→ **Aim**
From the listing below, pick out each line with the word "Lack".

→ **Data rows**
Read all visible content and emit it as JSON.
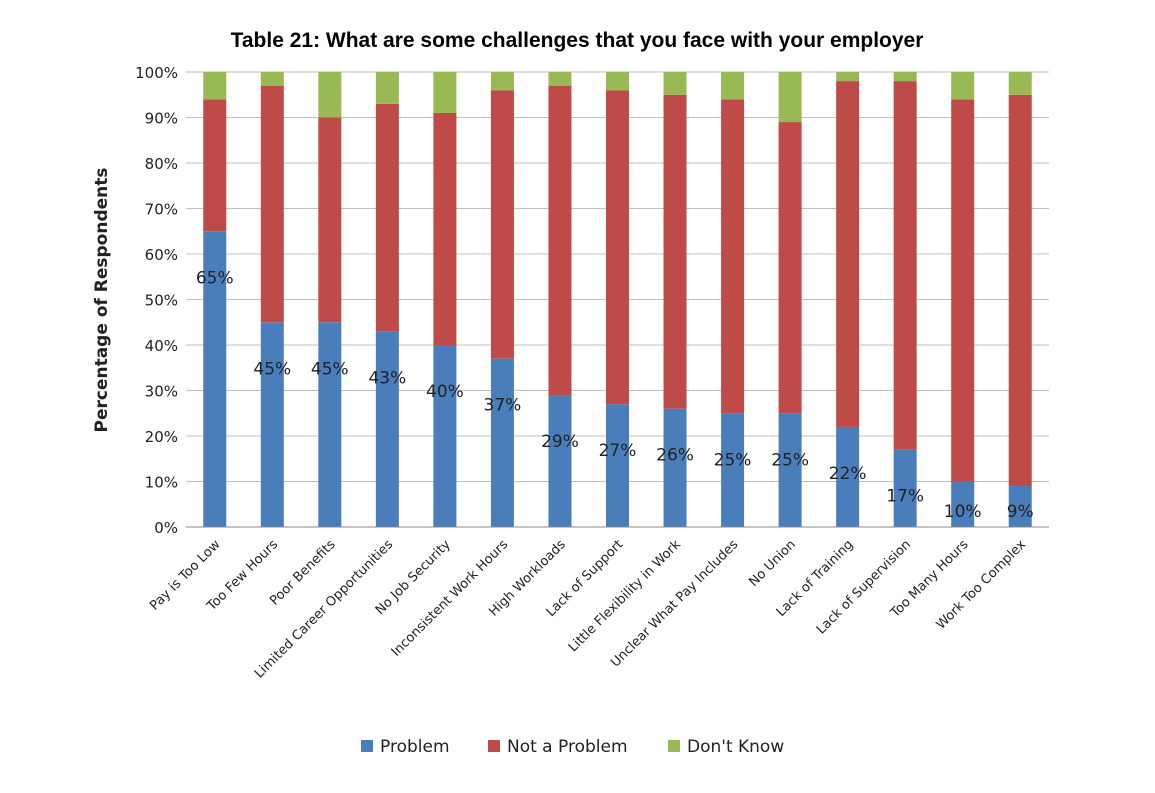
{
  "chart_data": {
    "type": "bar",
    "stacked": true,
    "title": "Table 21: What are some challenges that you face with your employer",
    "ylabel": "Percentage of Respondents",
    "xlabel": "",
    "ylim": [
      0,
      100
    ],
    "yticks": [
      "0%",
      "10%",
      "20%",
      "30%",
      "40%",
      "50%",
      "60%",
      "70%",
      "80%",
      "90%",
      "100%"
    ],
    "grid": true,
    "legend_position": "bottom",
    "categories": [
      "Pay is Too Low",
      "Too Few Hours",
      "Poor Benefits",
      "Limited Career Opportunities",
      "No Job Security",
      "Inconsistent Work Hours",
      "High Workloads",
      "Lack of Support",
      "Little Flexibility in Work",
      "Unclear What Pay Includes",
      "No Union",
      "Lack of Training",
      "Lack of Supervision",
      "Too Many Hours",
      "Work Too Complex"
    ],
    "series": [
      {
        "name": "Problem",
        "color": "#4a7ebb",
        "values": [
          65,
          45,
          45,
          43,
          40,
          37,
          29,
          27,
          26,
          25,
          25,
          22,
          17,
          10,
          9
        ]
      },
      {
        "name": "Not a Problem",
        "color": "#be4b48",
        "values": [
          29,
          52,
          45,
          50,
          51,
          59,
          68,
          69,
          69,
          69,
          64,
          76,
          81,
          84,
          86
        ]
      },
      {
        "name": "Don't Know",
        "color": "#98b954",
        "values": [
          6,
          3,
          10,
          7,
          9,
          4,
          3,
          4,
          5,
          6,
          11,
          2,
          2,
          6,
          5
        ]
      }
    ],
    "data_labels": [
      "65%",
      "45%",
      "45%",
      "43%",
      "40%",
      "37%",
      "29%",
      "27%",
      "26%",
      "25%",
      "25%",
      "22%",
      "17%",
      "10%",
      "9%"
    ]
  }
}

* * *

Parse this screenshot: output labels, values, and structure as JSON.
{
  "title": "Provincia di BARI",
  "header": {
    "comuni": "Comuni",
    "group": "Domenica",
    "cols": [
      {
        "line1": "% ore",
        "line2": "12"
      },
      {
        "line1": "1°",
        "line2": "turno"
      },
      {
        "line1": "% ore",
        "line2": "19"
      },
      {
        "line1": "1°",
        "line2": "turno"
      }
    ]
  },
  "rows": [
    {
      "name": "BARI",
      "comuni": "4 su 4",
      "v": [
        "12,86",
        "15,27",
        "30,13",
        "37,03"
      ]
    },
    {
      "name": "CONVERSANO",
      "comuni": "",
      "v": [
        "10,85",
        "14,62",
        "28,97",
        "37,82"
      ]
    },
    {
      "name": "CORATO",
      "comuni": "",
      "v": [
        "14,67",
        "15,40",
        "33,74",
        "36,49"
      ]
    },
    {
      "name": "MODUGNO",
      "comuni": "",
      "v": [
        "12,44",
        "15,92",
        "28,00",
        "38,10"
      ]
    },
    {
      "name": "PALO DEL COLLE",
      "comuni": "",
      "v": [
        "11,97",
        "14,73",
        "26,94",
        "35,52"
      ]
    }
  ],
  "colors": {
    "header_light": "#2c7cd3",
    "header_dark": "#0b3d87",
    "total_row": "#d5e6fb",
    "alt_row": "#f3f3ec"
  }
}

→ **Full solution**
      "Lack of Support",
      "Lack of Training",
      "Lack of Supervision",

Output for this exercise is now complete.